**Task instructions**:
A. In the SHASS article, can you write out everything from "- As the US" down to "keep voters safe.", swapping "mail ballots" for "absentee ballots"?
B. Can you answer these questions using the SHASS article?
(i) What did MIT researchers use to help detect the virus through coughs?
(ii) Who did political scientist Charles Stewart work with on the voting security recommendations?
(iii) What was the live online course created by faculty from several SHASS departments called?
C. Does the SHASS article support each statement below? Answer yes or no, and quote the words from the article that decide it.
(i) The online course on plagues and pandemics was limited to MIT students.
(ii) The SERC program reaches across all five MIT schools and the College of Computing.
(iii) For the public health messaging study, economists collaborated with peers in law.

**Source text**:
----

SHASS steps up
Our faculty in the social sciences and humanities played a key role in illuminating the wide-ranging impacts of the pandemic and offering practical guidance to improve electoral practices nationwide.

After weathering all the difficulties of the last 20 months, including the rough waters of covid-19, the MIT community has many reasons to be proud.
When it comes to the pandemic, everyone knows that the people of MIT have made extraordinary technical contributions: designing inexpensive open-source ventilators, tracking the spread of the virus, developing testing methods and potential therapies, and pioneering the early detection of covid by testing municipal wastewater. MIT researchers even found a way to detect the virus through coughs, with the help of AI modeling.
But the pandemic-year contributions that came from SHASS have also been remarkable. Much of this work embodies a central tenet of MIT’s mission: interdisciplinarity. In seeking to understand and help mitigate the pandemic’s wide-ranging impact, SHASS faculty partnered with a broad spectrum of colleagues.
- In economics, faculty have investigated the impact of covid-19 on everything from work and transportation to health care and vaccines. To conduct a study of public health messaging in underserved communities, economists collaborated with peers in medicine, public policy, finance, and machine learning.
- As the US strived to hold a presidential election during a global pandemic, political scientist Charles Stewart, working with Stanford’s Nate Persily, took a scientific, data-driven approach to produce a set of voting security recommendations that were employed by districts across the country. Data from primary elections and other sources yielded insight into a range of challenges, like managing an uptick in mail ballots, ensuring adequate numbers of poll workers, and reengineering polling places to keep voters safe.
- Faculty from several SHASS departments joined forces to create “The History of Now: Plagues and Pandemics,” a live online course open to anyone with an internet connection. MIT students and many others around the world tuned in to learn from historians, anthropologists, an epidemiologist, and the author of a book on the Spanish flu. The course provided the deep context that reveals how our individual experiences fit into the history of the whole human family.
In the same spirit of interdisciplinarity, I am delighted at the growing momentum of the Social and Ethical Responsibilities of Computing (SERC) program, which weaves the social, ethical, and economic implications of technology into the study of computing across all five MIT schools and the College of Computing.
Today’s most urgent societal problems are too complex to be solved with science and engineering alone. Progress depends on tapping the methods and wisdom of every domain.

----

**Supplied data**:

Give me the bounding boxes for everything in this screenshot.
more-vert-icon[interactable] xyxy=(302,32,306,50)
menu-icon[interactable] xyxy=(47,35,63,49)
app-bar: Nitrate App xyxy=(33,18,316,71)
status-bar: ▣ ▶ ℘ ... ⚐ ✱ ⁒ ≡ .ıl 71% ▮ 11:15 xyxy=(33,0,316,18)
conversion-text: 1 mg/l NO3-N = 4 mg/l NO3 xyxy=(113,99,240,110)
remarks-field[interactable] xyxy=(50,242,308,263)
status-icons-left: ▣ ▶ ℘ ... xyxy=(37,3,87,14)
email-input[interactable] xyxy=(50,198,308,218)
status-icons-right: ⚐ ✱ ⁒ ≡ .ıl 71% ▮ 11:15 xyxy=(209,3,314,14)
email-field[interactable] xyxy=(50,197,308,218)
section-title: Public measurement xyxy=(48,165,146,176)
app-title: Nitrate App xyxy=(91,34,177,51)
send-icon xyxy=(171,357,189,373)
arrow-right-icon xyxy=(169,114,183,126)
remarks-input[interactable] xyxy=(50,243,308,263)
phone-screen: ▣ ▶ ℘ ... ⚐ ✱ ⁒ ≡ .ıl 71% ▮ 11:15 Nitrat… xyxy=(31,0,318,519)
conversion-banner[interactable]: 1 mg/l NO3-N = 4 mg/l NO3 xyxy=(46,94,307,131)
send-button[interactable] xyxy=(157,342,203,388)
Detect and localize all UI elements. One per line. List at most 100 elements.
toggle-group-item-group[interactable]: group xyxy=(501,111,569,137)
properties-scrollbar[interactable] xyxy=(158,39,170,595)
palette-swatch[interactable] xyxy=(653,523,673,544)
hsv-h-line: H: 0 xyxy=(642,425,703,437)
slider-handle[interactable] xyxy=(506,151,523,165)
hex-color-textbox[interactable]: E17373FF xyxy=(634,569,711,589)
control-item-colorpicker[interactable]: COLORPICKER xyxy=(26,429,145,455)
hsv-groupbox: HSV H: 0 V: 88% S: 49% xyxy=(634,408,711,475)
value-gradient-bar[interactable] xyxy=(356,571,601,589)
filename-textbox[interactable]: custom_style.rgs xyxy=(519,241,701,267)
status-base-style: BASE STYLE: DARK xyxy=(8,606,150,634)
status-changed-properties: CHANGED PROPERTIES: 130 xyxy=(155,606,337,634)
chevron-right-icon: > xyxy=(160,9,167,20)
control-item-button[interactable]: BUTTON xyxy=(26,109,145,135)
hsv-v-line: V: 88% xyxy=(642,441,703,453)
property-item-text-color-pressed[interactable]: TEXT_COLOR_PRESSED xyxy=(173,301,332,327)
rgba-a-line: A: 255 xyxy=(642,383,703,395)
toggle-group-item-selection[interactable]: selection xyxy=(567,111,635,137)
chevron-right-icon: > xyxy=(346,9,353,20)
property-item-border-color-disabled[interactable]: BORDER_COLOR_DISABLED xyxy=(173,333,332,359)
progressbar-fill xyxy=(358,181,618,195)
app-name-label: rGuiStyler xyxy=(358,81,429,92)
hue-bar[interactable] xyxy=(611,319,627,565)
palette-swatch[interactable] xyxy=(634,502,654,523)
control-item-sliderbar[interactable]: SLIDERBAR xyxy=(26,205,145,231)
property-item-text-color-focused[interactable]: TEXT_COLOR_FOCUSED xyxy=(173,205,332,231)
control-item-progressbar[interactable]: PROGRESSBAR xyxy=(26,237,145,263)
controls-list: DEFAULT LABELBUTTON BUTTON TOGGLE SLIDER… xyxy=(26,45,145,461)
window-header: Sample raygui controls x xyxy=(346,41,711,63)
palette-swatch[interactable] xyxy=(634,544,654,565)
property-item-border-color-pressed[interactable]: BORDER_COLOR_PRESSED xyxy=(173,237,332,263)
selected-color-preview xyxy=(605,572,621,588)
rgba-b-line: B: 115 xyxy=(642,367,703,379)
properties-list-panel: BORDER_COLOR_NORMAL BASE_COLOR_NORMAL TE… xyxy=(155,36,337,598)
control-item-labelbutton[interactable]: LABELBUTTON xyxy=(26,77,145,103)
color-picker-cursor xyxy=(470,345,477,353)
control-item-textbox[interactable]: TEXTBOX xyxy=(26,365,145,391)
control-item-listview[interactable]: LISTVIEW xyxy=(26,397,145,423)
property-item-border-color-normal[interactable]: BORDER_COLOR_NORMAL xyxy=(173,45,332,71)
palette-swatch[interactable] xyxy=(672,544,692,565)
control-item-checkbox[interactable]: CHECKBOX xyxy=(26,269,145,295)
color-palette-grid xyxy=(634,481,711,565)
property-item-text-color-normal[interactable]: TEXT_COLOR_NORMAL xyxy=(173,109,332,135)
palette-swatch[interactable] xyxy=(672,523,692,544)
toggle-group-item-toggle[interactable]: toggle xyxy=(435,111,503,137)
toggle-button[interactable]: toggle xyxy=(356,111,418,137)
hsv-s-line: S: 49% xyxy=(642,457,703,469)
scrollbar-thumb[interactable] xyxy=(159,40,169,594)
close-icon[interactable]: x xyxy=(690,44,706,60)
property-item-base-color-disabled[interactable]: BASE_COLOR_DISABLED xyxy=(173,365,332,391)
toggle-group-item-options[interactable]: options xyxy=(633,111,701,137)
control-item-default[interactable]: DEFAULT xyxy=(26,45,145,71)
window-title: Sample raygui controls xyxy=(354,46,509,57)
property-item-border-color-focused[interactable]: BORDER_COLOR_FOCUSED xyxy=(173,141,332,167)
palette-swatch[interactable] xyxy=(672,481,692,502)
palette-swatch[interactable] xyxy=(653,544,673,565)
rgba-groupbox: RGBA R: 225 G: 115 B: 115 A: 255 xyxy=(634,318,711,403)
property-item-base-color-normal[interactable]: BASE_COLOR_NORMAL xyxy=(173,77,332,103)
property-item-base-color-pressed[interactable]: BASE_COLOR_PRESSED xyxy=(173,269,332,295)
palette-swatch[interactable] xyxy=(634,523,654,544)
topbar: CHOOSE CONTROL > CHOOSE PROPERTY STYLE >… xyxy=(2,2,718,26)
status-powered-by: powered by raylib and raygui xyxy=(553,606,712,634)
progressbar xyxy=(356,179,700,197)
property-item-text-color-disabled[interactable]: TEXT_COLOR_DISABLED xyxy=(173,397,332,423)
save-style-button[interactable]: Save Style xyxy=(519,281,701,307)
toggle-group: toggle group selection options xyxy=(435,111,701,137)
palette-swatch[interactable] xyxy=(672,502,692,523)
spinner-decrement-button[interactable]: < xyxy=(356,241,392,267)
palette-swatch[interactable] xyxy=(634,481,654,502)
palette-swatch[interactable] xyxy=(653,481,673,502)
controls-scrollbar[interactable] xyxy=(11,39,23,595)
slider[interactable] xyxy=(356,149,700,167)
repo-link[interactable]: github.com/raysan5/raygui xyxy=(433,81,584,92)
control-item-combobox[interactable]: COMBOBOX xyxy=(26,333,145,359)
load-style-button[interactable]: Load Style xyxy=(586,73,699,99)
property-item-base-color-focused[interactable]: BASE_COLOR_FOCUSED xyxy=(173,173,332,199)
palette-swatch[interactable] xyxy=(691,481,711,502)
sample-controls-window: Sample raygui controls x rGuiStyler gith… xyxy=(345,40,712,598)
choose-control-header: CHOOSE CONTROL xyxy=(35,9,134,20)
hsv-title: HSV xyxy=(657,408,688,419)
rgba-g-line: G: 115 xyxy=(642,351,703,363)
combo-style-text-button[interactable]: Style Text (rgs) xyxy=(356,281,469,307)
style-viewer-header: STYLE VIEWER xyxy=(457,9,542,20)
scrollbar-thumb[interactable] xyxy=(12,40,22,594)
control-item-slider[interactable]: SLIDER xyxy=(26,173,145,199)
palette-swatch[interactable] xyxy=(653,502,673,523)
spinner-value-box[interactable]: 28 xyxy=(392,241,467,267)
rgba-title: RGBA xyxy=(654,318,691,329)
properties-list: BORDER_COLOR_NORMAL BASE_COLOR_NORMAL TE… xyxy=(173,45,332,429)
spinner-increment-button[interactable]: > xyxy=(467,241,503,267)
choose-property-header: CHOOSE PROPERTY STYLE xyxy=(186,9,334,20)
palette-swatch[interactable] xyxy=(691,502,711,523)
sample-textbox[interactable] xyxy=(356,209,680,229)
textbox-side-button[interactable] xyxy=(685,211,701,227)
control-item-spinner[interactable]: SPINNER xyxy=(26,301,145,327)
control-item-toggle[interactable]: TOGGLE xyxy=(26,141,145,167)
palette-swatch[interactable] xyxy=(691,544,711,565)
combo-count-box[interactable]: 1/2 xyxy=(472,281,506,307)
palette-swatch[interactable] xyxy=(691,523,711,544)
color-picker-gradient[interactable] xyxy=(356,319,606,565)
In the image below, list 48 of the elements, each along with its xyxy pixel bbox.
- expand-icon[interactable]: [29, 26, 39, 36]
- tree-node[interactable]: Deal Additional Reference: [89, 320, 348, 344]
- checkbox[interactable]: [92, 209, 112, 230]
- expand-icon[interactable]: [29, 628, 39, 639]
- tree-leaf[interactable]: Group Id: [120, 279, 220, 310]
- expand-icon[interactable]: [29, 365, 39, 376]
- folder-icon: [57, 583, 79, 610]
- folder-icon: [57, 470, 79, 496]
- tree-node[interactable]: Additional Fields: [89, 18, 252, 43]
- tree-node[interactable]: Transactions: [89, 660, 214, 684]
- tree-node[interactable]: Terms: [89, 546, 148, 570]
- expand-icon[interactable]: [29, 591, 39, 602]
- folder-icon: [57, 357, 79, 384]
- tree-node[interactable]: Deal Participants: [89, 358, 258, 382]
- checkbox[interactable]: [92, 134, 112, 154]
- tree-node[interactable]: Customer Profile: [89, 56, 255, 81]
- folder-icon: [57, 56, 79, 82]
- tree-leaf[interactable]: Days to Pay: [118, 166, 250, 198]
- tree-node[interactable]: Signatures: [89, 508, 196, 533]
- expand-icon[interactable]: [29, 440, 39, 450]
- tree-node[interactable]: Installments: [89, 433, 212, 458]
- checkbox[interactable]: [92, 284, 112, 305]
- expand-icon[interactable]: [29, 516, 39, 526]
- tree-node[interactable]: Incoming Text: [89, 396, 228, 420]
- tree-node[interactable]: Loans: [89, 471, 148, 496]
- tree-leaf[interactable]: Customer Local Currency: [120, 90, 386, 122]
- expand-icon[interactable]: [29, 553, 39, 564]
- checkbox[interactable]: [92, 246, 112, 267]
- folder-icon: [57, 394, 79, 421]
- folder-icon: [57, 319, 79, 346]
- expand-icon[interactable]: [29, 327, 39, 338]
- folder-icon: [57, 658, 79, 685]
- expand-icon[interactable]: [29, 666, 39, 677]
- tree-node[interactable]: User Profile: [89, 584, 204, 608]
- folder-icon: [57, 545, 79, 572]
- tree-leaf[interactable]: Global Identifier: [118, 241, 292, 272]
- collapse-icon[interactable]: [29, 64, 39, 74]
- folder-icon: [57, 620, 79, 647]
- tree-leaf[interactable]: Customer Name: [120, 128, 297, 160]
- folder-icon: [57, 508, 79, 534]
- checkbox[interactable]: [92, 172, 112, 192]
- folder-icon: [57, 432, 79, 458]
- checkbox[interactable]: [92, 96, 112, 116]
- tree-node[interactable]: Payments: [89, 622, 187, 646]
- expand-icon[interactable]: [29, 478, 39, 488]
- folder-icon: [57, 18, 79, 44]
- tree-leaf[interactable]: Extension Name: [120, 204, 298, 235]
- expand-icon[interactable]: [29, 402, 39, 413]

----

**Task-by-task answers**:
A.
- As the US strived to hold a presidential election during a global pandemic, political scientist Charles Stewart, working with Stanford’s Nate Persily, took a scientific, data-driven approach to produce a set of voting security recommendations that were employed by districts across the country. Data from primary elections and other sources yielded insight into a range of challenges, like managing an uptick in absentee ballots, ensuring adequate numbers of poll workers, and reengineering polling places to keep voters safe.

B.
(i) AI modeling.
(ii) Stanford's Nate Persily.
(iii) "The History of Now: Plagues and Pandemics."

C.
(i) No: "open to anyone with an internet connection"
(ii) Yes: "across all five MIT schools and the College of Computing"
(iii) No: "economists collaborated with peers in medicine, public policy, finance, and machine learning"